Problem description:
Count the lines in the records below that contain the word "titration", and give only that number.

>>>>

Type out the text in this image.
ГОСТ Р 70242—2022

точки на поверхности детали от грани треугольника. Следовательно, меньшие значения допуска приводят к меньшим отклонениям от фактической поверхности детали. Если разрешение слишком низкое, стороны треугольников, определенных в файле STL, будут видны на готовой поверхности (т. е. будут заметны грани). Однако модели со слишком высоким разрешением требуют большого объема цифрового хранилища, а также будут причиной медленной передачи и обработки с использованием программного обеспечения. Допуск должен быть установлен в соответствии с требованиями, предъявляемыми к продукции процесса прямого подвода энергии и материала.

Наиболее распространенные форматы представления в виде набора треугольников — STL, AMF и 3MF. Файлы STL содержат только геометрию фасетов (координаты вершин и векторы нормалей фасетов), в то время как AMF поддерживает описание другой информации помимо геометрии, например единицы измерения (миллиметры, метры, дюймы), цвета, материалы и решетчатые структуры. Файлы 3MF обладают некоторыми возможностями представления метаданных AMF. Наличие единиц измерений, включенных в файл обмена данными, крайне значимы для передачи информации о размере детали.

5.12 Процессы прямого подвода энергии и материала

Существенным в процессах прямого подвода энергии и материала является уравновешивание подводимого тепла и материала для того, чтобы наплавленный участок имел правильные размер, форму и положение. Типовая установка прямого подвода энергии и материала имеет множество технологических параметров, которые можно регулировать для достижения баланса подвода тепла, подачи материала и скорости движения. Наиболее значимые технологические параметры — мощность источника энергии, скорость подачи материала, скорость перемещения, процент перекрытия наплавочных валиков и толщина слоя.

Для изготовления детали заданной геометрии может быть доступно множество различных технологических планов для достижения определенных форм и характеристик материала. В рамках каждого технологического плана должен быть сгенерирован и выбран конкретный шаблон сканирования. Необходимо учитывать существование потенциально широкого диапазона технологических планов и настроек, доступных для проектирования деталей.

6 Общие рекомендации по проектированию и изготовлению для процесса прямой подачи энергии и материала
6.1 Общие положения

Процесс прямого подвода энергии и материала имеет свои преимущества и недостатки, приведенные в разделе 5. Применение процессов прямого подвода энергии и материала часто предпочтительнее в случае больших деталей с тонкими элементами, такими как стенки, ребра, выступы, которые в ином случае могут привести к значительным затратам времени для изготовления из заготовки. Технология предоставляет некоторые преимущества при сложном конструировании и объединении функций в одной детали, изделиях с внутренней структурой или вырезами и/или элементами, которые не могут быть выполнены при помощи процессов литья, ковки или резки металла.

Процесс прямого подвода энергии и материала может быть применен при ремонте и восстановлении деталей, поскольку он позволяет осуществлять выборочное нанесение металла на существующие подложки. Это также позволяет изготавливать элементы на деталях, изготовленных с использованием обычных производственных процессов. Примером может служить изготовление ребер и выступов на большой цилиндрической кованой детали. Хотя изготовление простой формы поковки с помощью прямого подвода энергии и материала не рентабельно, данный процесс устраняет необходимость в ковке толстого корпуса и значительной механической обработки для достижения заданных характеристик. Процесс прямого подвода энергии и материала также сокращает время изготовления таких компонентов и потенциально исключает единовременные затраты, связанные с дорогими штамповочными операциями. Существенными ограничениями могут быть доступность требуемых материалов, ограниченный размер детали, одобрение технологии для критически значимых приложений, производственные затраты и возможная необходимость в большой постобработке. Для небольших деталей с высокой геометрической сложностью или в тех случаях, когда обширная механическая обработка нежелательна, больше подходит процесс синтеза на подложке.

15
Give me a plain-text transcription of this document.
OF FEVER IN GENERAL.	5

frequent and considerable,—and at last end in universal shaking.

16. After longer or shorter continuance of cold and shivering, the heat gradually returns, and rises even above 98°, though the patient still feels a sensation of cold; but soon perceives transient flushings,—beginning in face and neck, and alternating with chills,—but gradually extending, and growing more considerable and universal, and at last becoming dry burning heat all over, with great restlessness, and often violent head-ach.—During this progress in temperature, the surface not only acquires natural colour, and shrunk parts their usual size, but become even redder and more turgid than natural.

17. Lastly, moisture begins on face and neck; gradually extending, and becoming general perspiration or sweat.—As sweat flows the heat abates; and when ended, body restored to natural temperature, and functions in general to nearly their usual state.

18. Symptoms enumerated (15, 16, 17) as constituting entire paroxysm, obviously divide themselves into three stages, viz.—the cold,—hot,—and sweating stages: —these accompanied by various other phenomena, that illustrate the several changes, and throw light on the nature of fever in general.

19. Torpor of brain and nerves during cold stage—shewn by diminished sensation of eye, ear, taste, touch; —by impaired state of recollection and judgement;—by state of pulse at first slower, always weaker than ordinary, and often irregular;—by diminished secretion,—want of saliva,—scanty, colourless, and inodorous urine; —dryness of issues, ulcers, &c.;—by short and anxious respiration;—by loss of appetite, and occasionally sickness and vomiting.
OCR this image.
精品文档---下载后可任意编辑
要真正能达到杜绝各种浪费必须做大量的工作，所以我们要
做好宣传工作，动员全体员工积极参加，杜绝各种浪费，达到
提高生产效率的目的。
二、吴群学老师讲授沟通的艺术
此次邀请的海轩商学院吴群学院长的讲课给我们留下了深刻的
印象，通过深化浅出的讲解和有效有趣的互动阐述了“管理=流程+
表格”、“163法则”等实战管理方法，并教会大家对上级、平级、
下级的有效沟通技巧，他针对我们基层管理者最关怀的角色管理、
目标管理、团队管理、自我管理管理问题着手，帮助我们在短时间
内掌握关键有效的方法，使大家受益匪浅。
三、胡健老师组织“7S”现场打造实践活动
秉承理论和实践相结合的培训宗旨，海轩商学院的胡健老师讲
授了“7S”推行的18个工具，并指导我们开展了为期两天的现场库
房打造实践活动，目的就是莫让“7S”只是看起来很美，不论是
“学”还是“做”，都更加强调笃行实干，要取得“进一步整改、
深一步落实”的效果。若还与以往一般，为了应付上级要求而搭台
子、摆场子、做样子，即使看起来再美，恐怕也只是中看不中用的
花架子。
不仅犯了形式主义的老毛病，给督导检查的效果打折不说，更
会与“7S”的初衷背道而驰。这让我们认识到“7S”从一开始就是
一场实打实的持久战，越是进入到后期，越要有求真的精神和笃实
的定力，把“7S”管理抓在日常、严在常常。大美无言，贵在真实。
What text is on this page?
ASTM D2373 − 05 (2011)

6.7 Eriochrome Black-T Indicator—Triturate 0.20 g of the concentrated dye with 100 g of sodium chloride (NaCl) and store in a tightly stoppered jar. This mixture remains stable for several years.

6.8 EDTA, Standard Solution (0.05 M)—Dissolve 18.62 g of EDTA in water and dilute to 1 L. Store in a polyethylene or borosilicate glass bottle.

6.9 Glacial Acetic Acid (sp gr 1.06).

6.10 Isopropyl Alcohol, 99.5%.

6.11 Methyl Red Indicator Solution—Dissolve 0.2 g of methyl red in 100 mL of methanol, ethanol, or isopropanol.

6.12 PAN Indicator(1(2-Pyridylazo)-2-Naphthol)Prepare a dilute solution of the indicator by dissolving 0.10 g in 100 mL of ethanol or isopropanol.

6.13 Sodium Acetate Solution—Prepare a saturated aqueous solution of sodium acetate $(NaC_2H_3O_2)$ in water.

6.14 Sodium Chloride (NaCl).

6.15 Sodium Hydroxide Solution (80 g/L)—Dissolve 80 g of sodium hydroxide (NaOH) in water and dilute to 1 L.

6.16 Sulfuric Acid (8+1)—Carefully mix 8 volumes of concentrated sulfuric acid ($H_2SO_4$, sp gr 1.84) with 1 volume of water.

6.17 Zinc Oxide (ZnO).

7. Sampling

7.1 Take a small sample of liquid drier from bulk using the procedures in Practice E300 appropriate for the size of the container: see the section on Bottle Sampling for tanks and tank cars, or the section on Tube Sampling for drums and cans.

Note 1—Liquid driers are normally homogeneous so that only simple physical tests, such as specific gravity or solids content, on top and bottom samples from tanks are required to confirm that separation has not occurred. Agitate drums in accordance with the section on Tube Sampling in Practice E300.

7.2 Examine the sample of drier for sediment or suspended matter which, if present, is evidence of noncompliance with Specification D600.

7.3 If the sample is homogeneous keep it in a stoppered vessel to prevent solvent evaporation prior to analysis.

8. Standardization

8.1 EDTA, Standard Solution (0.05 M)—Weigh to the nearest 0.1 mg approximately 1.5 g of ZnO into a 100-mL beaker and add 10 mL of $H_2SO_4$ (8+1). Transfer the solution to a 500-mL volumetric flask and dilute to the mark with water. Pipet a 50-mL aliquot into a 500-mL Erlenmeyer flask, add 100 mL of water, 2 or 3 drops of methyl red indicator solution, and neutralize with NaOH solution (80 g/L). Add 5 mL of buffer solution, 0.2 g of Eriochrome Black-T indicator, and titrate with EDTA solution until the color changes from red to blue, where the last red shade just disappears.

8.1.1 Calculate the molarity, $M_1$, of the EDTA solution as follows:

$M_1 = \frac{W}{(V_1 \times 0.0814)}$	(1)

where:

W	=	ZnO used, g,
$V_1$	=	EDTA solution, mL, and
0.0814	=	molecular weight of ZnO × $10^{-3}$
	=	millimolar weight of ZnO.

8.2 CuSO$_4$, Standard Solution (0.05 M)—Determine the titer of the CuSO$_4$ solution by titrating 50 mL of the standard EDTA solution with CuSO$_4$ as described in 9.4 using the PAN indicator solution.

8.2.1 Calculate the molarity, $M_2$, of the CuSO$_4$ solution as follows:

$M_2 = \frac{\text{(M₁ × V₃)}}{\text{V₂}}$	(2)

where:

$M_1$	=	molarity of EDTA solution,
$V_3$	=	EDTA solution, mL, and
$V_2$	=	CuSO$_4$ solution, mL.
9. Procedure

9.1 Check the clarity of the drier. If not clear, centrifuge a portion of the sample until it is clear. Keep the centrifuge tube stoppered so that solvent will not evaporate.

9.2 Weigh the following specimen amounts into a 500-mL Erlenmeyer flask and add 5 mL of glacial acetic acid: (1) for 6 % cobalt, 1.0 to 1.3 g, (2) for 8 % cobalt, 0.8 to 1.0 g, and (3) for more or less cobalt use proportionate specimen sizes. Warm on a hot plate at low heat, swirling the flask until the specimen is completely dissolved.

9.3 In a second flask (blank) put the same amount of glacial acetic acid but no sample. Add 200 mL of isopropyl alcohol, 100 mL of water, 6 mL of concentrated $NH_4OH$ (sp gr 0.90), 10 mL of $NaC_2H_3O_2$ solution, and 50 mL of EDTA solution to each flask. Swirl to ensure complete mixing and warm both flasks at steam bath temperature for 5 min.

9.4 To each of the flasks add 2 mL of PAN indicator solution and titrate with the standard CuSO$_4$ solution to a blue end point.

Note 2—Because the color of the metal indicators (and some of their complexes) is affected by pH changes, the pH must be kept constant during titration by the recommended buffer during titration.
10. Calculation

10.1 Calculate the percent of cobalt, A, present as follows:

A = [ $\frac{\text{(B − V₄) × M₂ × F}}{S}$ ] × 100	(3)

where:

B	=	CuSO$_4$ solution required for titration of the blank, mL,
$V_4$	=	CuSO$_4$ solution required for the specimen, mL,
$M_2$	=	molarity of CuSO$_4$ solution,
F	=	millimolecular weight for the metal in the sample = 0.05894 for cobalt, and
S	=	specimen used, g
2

<<<<

Answer to the exercise:
2